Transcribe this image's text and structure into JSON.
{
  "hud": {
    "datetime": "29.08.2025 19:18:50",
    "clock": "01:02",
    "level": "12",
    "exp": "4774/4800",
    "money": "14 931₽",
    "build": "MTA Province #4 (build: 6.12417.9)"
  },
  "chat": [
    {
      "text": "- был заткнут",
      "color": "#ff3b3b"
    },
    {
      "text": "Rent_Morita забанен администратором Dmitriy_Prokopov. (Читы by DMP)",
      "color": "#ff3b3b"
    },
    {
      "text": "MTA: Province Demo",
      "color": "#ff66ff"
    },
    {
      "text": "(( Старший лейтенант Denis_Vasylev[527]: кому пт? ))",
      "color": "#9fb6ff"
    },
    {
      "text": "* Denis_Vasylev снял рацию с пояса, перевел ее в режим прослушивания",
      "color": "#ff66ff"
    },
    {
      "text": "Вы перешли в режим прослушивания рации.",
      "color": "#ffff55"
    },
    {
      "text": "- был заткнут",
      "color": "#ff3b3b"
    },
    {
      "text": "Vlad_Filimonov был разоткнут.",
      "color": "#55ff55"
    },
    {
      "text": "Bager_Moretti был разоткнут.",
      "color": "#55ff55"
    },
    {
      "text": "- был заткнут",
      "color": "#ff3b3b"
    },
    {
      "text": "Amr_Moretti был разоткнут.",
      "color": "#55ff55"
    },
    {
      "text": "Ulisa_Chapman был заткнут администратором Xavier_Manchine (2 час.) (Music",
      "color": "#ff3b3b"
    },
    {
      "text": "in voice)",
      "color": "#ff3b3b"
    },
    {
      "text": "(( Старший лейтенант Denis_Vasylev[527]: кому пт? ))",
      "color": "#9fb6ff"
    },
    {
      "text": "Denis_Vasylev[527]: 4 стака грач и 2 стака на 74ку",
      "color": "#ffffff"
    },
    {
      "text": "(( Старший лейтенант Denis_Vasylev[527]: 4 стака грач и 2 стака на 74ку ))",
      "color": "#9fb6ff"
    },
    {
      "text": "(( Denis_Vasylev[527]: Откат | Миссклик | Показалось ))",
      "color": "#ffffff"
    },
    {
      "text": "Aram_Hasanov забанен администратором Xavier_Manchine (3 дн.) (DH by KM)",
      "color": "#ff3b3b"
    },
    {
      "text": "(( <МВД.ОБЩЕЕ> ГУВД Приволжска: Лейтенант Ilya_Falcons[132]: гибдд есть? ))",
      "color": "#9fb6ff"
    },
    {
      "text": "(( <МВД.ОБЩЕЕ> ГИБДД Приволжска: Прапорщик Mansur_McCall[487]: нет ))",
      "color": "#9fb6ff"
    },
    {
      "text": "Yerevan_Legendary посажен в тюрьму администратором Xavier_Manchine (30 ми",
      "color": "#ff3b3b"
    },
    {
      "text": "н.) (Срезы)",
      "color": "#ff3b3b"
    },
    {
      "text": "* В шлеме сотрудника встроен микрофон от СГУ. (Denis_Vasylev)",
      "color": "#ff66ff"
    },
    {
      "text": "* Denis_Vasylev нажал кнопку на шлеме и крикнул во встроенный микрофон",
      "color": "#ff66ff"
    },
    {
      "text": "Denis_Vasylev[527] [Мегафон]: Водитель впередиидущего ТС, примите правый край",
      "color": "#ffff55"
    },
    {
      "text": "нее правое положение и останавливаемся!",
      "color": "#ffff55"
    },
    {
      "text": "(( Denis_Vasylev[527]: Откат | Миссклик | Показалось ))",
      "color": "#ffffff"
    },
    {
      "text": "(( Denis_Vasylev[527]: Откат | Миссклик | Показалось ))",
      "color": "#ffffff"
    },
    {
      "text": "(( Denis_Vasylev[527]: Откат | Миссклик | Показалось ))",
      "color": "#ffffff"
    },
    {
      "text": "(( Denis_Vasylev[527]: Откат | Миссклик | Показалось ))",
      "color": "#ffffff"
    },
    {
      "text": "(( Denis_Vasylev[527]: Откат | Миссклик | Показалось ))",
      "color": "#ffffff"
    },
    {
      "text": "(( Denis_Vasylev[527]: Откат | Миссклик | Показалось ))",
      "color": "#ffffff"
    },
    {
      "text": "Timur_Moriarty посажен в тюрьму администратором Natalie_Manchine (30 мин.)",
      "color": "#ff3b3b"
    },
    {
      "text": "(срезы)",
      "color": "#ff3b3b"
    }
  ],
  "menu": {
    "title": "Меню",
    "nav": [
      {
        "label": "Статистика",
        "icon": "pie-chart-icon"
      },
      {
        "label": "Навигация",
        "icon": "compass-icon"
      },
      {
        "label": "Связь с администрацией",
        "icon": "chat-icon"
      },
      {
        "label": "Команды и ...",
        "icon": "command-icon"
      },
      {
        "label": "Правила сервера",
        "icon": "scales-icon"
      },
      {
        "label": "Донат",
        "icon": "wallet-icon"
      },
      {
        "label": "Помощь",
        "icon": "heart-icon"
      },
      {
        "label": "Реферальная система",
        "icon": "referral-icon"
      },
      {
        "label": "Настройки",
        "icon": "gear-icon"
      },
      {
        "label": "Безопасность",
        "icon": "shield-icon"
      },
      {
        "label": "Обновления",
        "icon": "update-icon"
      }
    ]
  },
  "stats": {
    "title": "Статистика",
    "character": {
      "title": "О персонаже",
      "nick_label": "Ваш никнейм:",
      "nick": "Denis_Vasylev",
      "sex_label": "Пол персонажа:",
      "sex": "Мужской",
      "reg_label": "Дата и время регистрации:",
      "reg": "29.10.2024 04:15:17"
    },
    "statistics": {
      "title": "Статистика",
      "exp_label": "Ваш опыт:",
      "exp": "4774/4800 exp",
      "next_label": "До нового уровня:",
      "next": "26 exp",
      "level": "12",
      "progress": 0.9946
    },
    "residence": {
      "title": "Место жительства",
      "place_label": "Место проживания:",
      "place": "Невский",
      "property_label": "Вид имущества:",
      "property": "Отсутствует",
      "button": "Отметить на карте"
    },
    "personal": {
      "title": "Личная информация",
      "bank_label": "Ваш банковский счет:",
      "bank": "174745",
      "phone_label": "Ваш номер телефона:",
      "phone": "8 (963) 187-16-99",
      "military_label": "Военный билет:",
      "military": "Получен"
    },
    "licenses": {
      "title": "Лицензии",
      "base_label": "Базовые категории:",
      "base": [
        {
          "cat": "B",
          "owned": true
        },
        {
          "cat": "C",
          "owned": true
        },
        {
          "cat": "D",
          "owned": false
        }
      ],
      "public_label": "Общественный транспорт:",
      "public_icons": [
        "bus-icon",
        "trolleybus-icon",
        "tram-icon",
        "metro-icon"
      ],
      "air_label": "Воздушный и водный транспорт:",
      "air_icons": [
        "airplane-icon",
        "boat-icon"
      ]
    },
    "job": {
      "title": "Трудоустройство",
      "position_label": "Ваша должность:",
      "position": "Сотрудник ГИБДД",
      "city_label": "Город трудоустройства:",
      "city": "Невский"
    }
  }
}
=====
**Instruction**
Print every record exactly as it was given.

**Completed exercise**
Transcribe this image's text and structure into JSON.
{
  "hud": {
    "datetime": "29.08.2025 19:18:50",
    "clock": "01:02",
    "level": "12",
    "exp": "4774/4800",
    "money": "14 931₽",
    "build": "MTA Province #4 (build: 6.12417.9)"
  },
  "chat": [
    {
      "text": "- был заткнут",
      "color": "#ff3b3b"
    },
    {
      "text": "Rent_Morita забанен администратором Dmitriy_Prokopov. (Читы by DMP)",
      "color": "#ff3b3b"
    },
    {
      "text": "MTA: Province Demo",
      "color": "#ff66ff"
    },
    {
      "text": "(( Старший лейтенант Denis_Vasylev[527]: кому пт? ))",
      "color": "#9fb6ff"
    },
    {
      "text": "* Denis_Vasylev снял рацию с пояса, перевел ее в режим прослушивания",
      "color": "#ff66ff"
    },
    {
      "text": "Вы перешли в режим прослушивания рации.",
      "color": "#ffff55"
    },
    {
      "text": "- был заткнут",
      "color": "#ff3b3b"
    },
    {
      "text": "Vlad_Filimonov был разоткнут.",
      "color": "#55ff55"
    },
    {
      "text": "Bager_Moretti был разоткнут.",
      "color": "#55ff55"
    },
    {
      "text": "- был заткнут",
      "color": "#ff3b3b"
    },
    {
      "text": "Amr_Moretti был разоткнут.",
      "color": "#55ff55"
    },
    {
      "text": "Ulisa_Chapman был заткнут администратором Xavier_Manchine (2 час.) (Music",
      "color": "#ff3b3b"
    },
    {
      "text": "in voice)",
      "color": "#ff3b3b"
    },
    {
      "text": "(( Старший лейтенант Denis_Vasylev[527]: кому пт? ))",
      "color": "#9fb6ff"
    },
    {
      "text": "Denis_Vasylev[527]: 4 стака грач и 2 стака на 74ку",
      "color": "#ffffff"
    },
    {
      "text": "(( Старший лейтенант Denis_Vasylev[527]: 4 стака грач и 2 стака на 74ку ))",
      "color": "#9fb6ff"
    },
    {
      "text": "(( Denis_Vasylev[527]: Откат | Миссклик | Показалось ))",
      "color": "#ffffff"
    },
    {
      "text": "Aram_Hasanov забанен администратором Xavier_Manchine (3 дн.) (DH by KM)",
      "color": "#ff3b3b"
    },
    {
      "text": "(( <МВД.ОБЩЕЕ> ГУВД Приволжска: Лейтенант Ilya_Falcons[132]: гибдд есть? ))",
      "color": "#9fb6ff"
    },
    {
      "text": "(( <МВД.ОБЩЕЕ> ГИБДД Приволжска: Прапорщик Mansur_McCall[487]: нет ))",
      "color": "#9fb6ff"
    },
    {
      "text": "Yerevan_Legendary посажен в тюрьму администратором Xavier_Manchine (30 ми",
      "color": "#ff3b3b"
    },
    {
      "text": "н.) (Срезы)",
      "color": "#ff3b3b"
    },
    {
      "text": "* В шлеме сотрудника встроен микрофон от СГУ. (Denis_Vasylev)",
      "color": "#ff66ff"
    },
    {
      "text": "* Denis_Vasylev нажал кнопку на шлеме и крикнул во встроенный микрофон",
      "color": "#ff66ff"
    },
    {
      "text": "Denis_Vasylev[527] [Мегафон]: Водитель впередиидущего ТС, примите правый край",
      "color": "#ffff55"
    },
    {
      "text": "нее правое положение и останавливаемся!",
      "color": "#ffff55"
    },
    {
      "text": "(( Denis_Vasylev[527]: Откат | Миссклик | Показалось ))",
      "color": "#ffffff"
    },
    {
      "text": "(( Denis_Vasylev[527]: Откат | Миссклик | Показалось ))",
      "color": "#ffffff"
    },
    {
      "text": "(( Denis_Vasylev[527]: Откат | Миссклик | Показалось ))",
      "color": "#ffffff"
    },
    {
      "text": "(( Denis_Vasylev[527]: Откат | Миссклик | Показалось ))",
      "color": "#ffffff"
    },
    {
      "text": "(( Denis_Vasylev[527]: Откат | Миссклик | Показалось ))",
      "color": "#ffffff"
    },
    {
      "text": "(( Denis_Vasylev[527]: Откат | Миссклик | Показалось ))",
      "color": "#ffffff"
    },
    {
      "text": "Timur_Moriarty посажен в тюрьму администратором Natalie_Manchine (30 мин.)",
      "color": "#ff3b3b"
    },
    {
      "text": "(срезы)",
      "color": "#ff3b3b"
    }
  ],
  "menu": {
    "title": "Меню",
    "nav": [
      {
        "label": "Статистика",
        "icon": "pie-chart-icon"
      },
      {
        "label": "Навигация",
        "icon": "compass-icon"
      },
      {
        "label": "Связь с администрацией",
        "icon": "chat-icon"
      },
      {
        "label": "Команды и ...",
        "icon": "command-icon"
      },
      {
        "label": "Правила сервера",
        "icon": "scales-icon"
      },
      {
        "label": "Донат",
        "icon": "wallet-icon"
      },
      {
        "label": "Помощь",
        "icon": "heart-icon"
      },
      {
        "label": "Реферальная система",
        "icon": "referral-icon"
      },
      {
        "label": "Настройки",
        "icon": "gear-icon"
      },
      {
        "label": "Безопасность",
        "icon": "shield-icon"
      },
      {
        "label": "Обновления",
        "icon": "update-icon"
      }
    ]
  },
  "stats": {
    "title": "Статистика",
    "character": {
      "title": "О персонаже",
      "nick_label": "Ваш никнейм:",
      "nick": "Denis_Vasylev",
      "sex_label": "Пол персонажа:",
      "sex": "Мужской",
      "reg_label": "Дата и время регистрации:",
      "reg": "29.10.2024 04:15:17"
    },
    "statistics": {
      "title": "Статистика",
      "exp_label": "Ваш опыт:",
      "exp": "4774/4800 exp",
      "next_label": "До нового уровня:",
      "next": "26 exp",
      "level": "12",
      "progress": 0.9946
    },
    "residence": {
      "title": "Место жительства",
      "place_label": "Место проживания:",
      "place": "Невский",
      "property_label": "Вид имущества:",
      "property": "Отсутствует",
      "button": "Отметить на карте"
    },
    "personal": {
      "title": "Личная информация",
      "bank_label": "Ваш банковский счет:",
      "bank": "174745",
      "phone_label": "Ваш номер телефона:",
      "phone": "8 (963) 187-16-99",
      "military_label": "Военный билет:",
      "military": "Получен"
    },
    "licenses": {
      "title": "Лицензии",
      "base_label": "Базовые категории:",
      "base": [
        {
          "cat": "B",
          "owned": true
        },
        {
          "cat": "C",
          "owned": true
        },
        {
          "cat": "D",
          "owned": false
        }
      ],
      "public_label": "Общественный транспорт:",
      "public_icons": [
        "bus-icon",
        "trolleybus-icon",
        "tram-icon",
        "metro-icon"
      ],
      "air_label": "Воздушный и водный транспорт:",
      "air_icons": [
        "airplane-icon",
        "boat-icon"
      ]
    },
    "job": {
      "title": "Трудоустройство",
      "position_label": "Ваша должность:",
      "position": "Сотрудник ГИБДД",
      "city_label": "Город трудоустройства:",
      "city": "Невский"
    }
  }
}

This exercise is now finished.